Lines containing the word "litio" should be extracted in full.

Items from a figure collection
┄┄┄┄┄┄┄┄┄┄┄┄┄┄┄┄┄┄┄┄

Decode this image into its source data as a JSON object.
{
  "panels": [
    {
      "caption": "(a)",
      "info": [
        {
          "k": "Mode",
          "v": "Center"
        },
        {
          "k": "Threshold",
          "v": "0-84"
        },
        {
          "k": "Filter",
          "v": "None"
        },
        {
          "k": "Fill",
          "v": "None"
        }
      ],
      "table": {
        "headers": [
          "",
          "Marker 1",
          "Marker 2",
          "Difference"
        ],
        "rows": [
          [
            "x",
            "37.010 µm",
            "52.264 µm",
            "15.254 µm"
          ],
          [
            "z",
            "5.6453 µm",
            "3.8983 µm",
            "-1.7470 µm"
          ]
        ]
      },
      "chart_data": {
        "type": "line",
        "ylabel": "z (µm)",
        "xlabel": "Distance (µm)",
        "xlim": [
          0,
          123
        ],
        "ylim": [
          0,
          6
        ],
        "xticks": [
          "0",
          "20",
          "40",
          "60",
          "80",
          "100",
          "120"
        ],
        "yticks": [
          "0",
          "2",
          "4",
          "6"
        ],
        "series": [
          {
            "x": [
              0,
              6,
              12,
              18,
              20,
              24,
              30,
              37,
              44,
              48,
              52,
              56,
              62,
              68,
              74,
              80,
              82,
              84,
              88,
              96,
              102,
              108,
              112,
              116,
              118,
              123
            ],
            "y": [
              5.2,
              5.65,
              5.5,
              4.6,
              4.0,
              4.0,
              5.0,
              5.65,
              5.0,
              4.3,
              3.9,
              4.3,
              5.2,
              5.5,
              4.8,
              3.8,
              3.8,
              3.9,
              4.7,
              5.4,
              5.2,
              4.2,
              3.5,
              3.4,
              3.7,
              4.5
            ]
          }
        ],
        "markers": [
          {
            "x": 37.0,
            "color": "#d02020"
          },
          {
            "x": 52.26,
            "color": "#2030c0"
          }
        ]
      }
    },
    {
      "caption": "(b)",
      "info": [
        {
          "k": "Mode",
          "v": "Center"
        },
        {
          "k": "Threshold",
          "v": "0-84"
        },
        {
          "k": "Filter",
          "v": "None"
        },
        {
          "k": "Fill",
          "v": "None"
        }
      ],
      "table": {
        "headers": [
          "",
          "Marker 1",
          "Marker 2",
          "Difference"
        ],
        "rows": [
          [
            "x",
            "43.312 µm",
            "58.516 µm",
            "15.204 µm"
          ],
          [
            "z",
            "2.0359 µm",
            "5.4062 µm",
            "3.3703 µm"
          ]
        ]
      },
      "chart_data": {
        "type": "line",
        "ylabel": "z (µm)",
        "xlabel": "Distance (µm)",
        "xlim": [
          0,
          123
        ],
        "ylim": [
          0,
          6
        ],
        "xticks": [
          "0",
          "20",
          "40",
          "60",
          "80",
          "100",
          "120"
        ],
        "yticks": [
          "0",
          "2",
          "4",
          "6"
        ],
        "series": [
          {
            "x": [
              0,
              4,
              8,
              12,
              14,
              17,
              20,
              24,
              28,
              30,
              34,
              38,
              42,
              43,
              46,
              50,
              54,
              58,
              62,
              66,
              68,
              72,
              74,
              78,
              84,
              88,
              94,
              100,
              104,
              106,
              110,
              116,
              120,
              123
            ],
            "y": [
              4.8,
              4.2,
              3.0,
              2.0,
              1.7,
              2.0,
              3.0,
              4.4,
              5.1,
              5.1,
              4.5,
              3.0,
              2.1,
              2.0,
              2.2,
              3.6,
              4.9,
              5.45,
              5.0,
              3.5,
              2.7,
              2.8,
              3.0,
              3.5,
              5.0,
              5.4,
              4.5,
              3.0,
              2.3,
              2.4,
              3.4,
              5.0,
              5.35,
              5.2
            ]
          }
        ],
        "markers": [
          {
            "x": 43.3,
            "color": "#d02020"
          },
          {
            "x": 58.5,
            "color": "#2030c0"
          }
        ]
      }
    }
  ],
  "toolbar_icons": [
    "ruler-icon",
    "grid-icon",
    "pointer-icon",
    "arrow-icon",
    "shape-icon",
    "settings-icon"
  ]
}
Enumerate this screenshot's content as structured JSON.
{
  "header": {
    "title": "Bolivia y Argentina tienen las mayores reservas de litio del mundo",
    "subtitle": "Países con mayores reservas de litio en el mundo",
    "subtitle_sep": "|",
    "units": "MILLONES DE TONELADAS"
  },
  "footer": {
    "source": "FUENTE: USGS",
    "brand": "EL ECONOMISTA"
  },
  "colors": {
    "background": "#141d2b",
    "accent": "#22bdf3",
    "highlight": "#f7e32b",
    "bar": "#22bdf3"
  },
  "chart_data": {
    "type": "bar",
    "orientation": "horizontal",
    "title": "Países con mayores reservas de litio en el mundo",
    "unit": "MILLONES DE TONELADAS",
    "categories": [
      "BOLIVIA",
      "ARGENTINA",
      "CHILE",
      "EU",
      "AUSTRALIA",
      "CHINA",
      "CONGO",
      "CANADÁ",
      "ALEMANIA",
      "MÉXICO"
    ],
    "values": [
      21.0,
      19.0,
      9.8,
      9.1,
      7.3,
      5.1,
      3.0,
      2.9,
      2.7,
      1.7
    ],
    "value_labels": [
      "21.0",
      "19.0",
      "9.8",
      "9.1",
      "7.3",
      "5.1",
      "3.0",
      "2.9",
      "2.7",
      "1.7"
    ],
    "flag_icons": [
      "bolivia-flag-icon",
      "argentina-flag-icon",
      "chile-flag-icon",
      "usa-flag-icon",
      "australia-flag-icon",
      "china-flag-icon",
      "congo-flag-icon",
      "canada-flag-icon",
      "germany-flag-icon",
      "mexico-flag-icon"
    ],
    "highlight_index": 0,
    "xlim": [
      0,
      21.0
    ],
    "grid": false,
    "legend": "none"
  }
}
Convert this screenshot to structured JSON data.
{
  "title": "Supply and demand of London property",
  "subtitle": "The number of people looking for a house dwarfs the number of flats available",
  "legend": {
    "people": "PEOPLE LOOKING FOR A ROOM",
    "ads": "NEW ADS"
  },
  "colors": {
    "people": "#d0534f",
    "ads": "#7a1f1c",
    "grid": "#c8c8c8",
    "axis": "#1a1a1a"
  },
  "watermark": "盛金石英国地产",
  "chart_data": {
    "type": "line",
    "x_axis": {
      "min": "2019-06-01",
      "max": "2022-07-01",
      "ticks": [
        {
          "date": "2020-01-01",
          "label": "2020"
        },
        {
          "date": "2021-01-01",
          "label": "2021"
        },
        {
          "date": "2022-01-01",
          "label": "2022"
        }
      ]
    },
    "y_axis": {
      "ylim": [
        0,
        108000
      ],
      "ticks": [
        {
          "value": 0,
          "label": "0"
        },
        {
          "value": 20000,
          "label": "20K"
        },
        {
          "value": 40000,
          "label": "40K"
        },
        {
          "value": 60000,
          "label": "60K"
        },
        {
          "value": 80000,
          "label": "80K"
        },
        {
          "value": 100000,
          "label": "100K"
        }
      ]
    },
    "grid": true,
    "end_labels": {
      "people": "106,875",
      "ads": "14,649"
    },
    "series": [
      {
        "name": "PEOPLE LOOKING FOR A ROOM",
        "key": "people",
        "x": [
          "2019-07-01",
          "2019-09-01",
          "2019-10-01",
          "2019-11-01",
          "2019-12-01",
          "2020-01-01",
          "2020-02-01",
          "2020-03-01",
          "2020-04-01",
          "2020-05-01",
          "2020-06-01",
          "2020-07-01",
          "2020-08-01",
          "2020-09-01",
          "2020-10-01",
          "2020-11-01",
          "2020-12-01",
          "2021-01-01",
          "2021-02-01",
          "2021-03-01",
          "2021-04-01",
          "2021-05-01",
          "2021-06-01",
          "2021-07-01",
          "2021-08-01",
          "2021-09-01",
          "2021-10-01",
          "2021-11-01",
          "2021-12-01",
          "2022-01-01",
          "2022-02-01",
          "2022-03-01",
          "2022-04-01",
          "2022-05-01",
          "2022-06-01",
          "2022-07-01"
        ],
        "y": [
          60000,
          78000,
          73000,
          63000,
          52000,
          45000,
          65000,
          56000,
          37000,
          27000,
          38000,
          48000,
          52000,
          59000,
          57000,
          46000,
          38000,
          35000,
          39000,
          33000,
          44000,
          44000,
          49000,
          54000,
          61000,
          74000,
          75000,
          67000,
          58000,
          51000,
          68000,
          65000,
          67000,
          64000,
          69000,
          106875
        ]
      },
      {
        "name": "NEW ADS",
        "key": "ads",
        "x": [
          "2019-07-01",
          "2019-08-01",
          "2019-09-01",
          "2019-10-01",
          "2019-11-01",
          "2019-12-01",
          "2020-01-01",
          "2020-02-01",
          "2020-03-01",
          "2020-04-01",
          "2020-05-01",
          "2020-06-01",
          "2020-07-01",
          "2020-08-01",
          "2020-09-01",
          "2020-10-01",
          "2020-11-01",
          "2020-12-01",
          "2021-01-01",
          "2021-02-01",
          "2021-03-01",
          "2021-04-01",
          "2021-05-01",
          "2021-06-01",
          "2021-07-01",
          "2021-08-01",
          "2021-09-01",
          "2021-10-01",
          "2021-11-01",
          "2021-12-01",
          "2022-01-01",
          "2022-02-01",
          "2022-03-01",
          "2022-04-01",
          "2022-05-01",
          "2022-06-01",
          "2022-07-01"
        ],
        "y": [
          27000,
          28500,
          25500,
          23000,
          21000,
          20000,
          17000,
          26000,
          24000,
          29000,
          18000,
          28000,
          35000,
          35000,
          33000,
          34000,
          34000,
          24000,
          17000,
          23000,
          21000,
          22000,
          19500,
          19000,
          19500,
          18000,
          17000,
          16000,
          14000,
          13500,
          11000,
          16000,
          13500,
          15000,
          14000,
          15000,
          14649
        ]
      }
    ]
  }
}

┄┄┄┄┄┄┄┄┄┄┄┄┄┄┄┄┄┄┄┄

→ **RESULT OF THIS TASK**
    "title": "Bolivia y Argentina tienen las mayores reservas de litio del mundo",
    "subtitle": "Países con mayores reservas de litio en el mundo",
    "title": "Países con mayores reservas de litio en el mundo",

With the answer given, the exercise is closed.